(Entries provided):
=-=-=
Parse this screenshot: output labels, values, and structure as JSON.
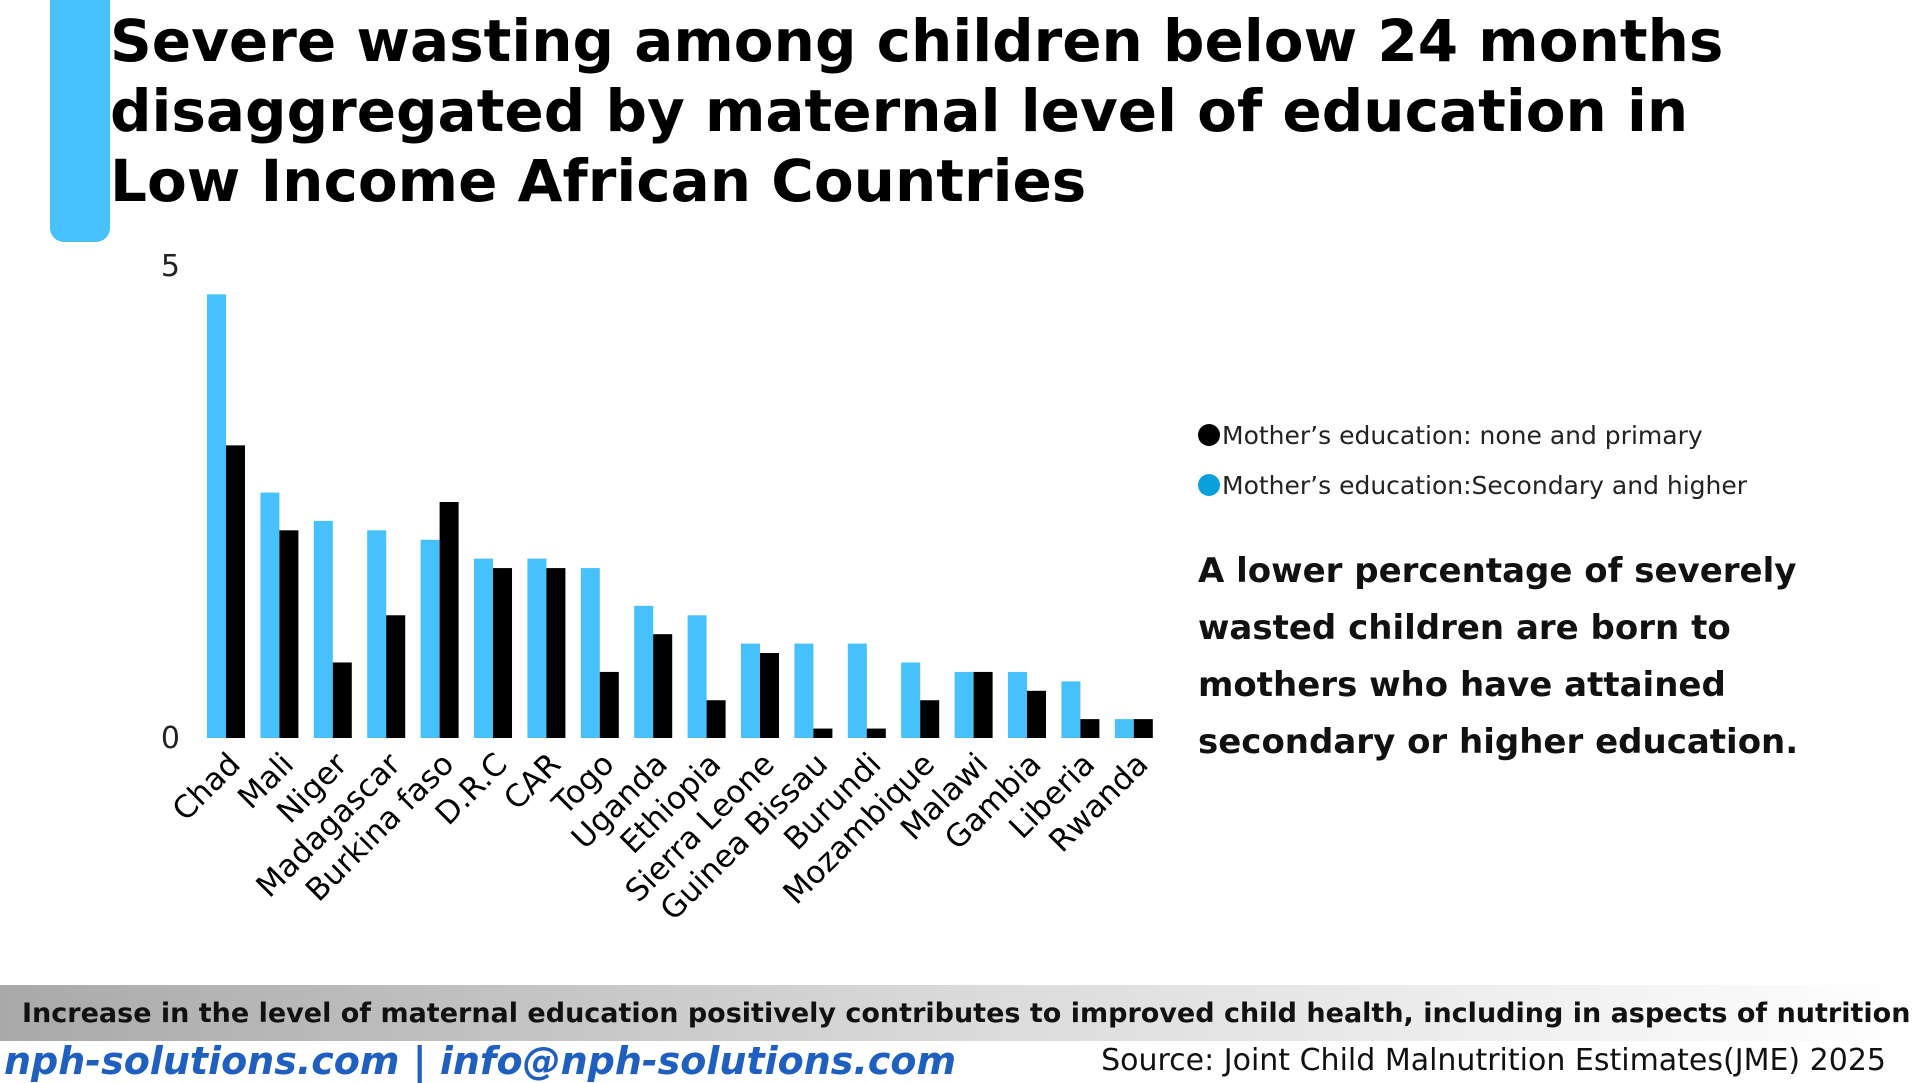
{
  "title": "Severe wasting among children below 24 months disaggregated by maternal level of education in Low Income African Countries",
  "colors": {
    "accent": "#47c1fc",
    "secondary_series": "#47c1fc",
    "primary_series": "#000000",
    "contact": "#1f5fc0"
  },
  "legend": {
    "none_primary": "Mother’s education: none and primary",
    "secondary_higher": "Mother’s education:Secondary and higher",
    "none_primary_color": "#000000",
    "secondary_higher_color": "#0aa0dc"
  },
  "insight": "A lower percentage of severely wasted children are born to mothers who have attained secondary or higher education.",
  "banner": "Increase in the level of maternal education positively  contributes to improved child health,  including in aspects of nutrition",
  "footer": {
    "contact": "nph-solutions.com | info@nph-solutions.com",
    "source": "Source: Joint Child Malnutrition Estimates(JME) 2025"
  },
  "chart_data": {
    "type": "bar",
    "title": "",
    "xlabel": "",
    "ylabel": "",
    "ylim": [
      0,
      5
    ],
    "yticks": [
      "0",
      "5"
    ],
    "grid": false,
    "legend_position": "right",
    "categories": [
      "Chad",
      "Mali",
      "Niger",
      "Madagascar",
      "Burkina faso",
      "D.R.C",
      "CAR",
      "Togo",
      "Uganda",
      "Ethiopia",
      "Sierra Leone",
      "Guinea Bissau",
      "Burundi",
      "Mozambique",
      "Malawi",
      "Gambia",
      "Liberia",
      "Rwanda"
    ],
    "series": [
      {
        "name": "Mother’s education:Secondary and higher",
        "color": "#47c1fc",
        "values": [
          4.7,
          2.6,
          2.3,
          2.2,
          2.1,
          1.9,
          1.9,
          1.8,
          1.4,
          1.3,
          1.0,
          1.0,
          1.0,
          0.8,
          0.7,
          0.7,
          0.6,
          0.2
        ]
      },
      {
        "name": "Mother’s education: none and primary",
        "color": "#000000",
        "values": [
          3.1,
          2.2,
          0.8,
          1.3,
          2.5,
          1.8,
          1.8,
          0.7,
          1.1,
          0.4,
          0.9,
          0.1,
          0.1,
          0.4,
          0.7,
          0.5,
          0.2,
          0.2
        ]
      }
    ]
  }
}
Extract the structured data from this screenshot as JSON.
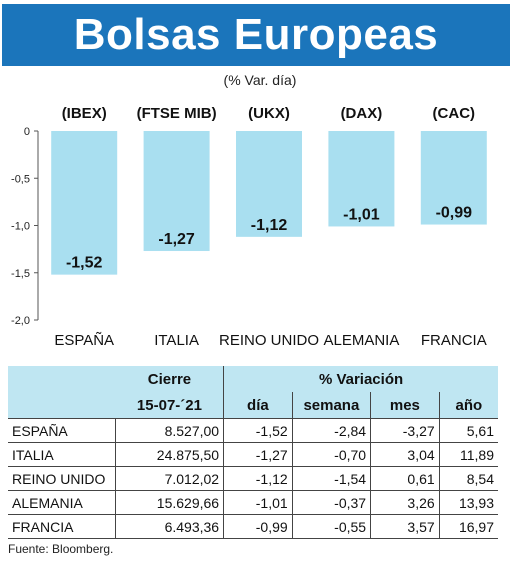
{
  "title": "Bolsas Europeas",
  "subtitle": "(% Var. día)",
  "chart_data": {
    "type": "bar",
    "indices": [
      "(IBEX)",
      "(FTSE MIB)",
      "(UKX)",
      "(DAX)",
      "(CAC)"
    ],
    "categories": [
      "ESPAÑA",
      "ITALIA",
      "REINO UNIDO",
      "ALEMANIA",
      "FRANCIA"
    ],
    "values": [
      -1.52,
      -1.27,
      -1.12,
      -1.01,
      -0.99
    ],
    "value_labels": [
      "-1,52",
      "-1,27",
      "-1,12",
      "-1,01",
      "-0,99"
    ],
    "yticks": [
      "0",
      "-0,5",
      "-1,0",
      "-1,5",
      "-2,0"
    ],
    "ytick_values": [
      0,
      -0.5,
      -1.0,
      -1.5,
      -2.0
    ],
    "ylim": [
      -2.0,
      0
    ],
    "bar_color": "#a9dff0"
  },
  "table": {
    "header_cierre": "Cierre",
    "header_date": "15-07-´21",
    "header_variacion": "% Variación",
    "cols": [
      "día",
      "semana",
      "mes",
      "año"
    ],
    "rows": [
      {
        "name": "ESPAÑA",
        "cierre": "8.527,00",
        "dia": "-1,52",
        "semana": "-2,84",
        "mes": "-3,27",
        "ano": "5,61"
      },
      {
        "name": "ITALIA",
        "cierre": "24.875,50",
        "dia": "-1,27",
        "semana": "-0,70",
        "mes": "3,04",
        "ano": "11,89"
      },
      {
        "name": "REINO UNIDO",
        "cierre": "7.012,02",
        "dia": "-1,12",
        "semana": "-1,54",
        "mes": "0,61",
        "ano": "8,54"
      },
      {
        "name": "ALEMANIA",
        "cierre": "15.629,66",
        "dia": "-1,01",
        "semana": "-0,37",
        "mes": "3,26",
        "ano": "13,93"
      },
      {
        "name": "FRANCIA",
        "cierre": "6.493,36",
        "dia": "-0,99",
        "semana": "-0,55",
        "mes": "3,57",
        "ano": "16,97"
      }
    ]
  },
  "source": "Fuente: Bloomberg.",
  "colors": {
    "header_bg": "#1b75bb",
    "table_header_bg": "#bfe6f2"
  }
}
=-=-=
(Problem requirements):
Pictures are excluded; repeat every record exactly.

(Result):
Parse this screenshot: output labels, values, and structure as JSON.
{
  "title": "Severe wasting among children below 24 months disaggregated by maternal level of education in Low Income African Countries",
  "colors": {
    "accent": "#47c1fc",
    "secondary_series": "#47c1fc",
    "primary_series": "#000000",
    "contact": "#1f5fc0"
  },
  "legend": {
    "none_primary": "Mother’s education: none and primary",
    "secondary_higher": "Mother’s education:Secondary and higher",
    "none_primary_color": "#000000",
    "secondary_higher_color": "#0aa0dc"
  },
  "insight": "A lower percentage of severely wasted children are born to mothers who have attained secondary or higher education.",
  "banner": "Increase in the level of maternal education positively  contributes to improved child health,  including in aspects of nutrition",
  "footer": {
    "contact": "nph-solutions.com | info@nph-solutions.com",
    "source": "Source: Joint Child Malnutrition Estimates(JME) 2025"
  },
  "chart_data": {
    "type": "bar",
    "title": "",
    "xlabel": "",
    "ylabel": "",
    "ylim": [
      0,
      5
    ],
    "yticks": [
      "0",
      "5"
    ],
    "grid": false,
    "legend_position": "right",
    "categories": [
      "Chad",
      "Mali",
      "Niger",
      "Madagascar",
      "Burkina faso",
      "D.R.C",
      "CAR",
      "Togo",
      "Uganda",
      "Ethiopia",
      "Sierra Leone",
      "Guinea Bissau",
      "Burundi",
      "Mozambique",
      "Malawi",
      "Gambia",
      "Liberia",
      "Rwanda"
    ],
    "series": [
      {
        "name": "Mother’s education:Secondary and higher",
        "color": "#47c1fc",
        "values": [
          4.7,
          2.6,
          2.3,
          2.2,
          2.1,
          1.9,
          1.9,
          1.8,
          1.4,
          1.3,
          1.0,
          1.0,
          1.0,
          0.8,
          0.7,
          0.7,
          0.6,
          0.2
        ]
      },
      {
        "name": "Mother’s education: none and primary",
        "color": "#000000",
        "values": [
          3.1,
          2.2,
          0.8,
          1.3,
          2.5,
          1.8,
          1.8,
          0.7,
          1.1,
          0.4,
          0.9,
          0.1,
          0.1,
          0.4,
          0.7,
          0.5,
          0.2,
          0.2
        ]
      }
    ]
  }
}
Extract the structured data from this screenshot as JSON.
{
  "title": "Bolsas Europeas",
  "subtitle": "(% Var. día)",
  "chart_data": {
    "type": "bar",
    "indices": [
      "(IBEX)",
      "(FTSE MIB)",
      "(UKX)",
      "(DAX)",
      "(CAC)"
    ],
    "categories": [
      "ESPAÑA",
      "ITALIA",
      "REINO UNIDO",
      "ALEMANIA",
      "FRANCIA"
    ],
    "values": [
      -1.52,
      -1.27,
      -1.12,
      -1.01,
      -0.99
    ],
    "value_labels": [
      "-1,52",
      "-1,27",
      "-1,12",
      "-1,01",
      "-0,99"
    ],
    "yticks": [
      "0",
      "-0,5",
      "-1,0",
      "-1,5",
      "-2,0"
    ],
    "ytick_values": [
      0,
      -0.5,
      -1.0,
      -1.5,
      -2.0
    ],
    "ylim": [
      -2.0,
      0
    ],
    "bar_color": "#a9dff0"
  },
  "table": {
    "header_cierre": "Cierre",
    "header_date": "15-07-´21",
    "header_variacion": "% Variación",
    "cols": [
      "día",
      "semana",
      "mes",
      "año"
    ],
    "rows": [
      {
        "name": "ESPAÑA",
        "cierre": "8.527,00",
        "dia": "-1,52",
        "semana": "-2,84",
        "mes": "-3,27",
        "ano": "5,61"
      },
      {
        "name": "ITALIA",
        "cierre": "24.875,50",
        "dia": "-1,27",
        "semana": "-0,70",
        "mes": "3,04",
        "ano": "11,89"
      },
      {
        "name": "REINO UNIDO",
        "cierre": "7.012,02",
        "dia": "-1,12",
        "semana": "-1,54",
        "mes": "0,61",
        "ano": "8,54"
      },
      {
        "name": "ALEMANIA",
        "cierre": "15.629,66",
        "dia": "-1,01",
        "semana": "-0,37",
        "mes": "3,26",
        "ano": "13,93"
      },
      {
        "name": "FRANCIA",
        "cierre": "6.493,36",
        "dia": "-0,99",
        "semana": "-0,55",
        "mes": "3,57",
        "ano": "16,97"
      }
    ]
  },
  "source": "Fuente: Bloomberg.",
  "colors": {
    "header_bg": "#1b75bb",
    "table_header_bg": "#bfe6f2"
  }
}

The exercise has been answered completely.